OBJECTIVE →
Select and copy out every line in the records containing "ports".

INPUT MATERIAL →
○ ○ ○ ○ ○
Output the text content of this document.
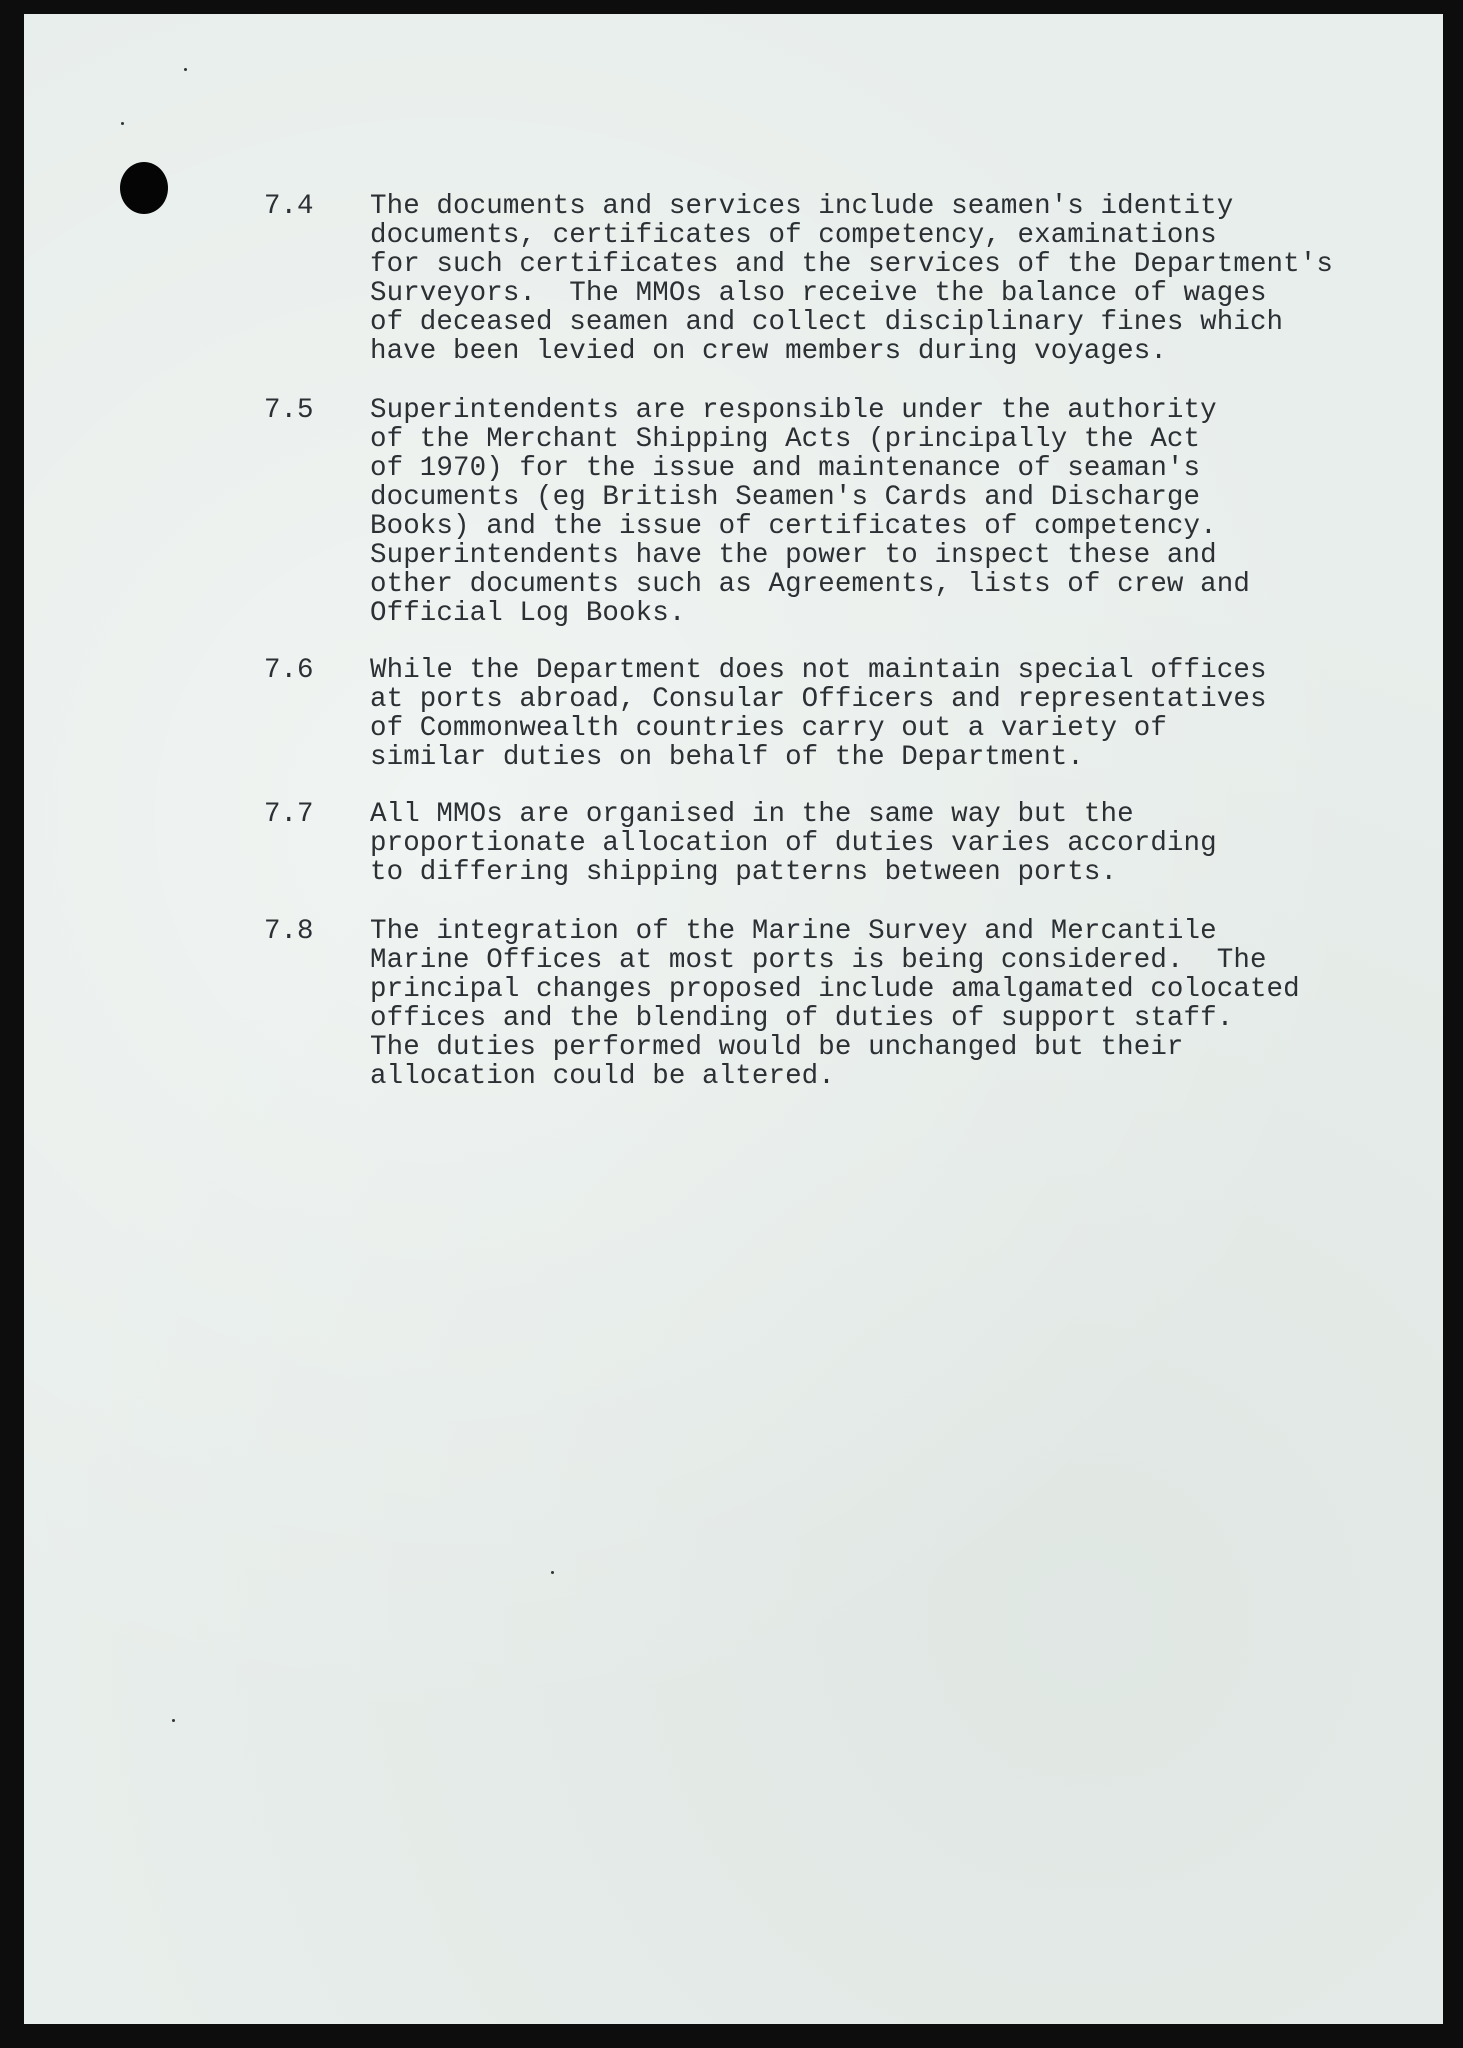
7.4	The documents and services include seamen's identity
documents, certificates of competency, examinations
for such certificates and the services of the Department's
Surveyors.  The MMOs also receive the balance of wages
of deceased seamen and collect disciplinary fines which
have been levied on crew members during voyages.
7.5	Superintendents are responsible under the authority
of the Merchant Shipping Acts (principally the Act
of 1970) for the issue and maintenance of seaman's
documents (eg British Seamen's Cards and Discharge
Books) and the issue of certificates of competency.
Superintendents have the power to inspect these and
other documents such as Agreements, lists of crew and
Official Log Books.
7.6	While the Department does not maintain special offices
at ports abroad, Consular Officers and representatives
of Commonwealth countries carry out a variety of
similar duties on behalf of the Department.
7.7	All MMOs are organised in the same way but the
proportionate allocation of duties varies according
to differing shipping patterns between ports.
7.8	The integration of the Marine Survey and Mercantile
Marine Offices at most ports is being considered.  The
principal changes proposed include amalgamated colocated
offices and the blending of duties of support staff.
The duties performed would be unchanged but their
allocation could be altered.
○ ○ ○ ○ ○
EXPECTED ANSWER →
at ports abroad, Consular Officers and representatives
to differing shipping patterns between ports.
Marine Offices at most ports is being considered.  The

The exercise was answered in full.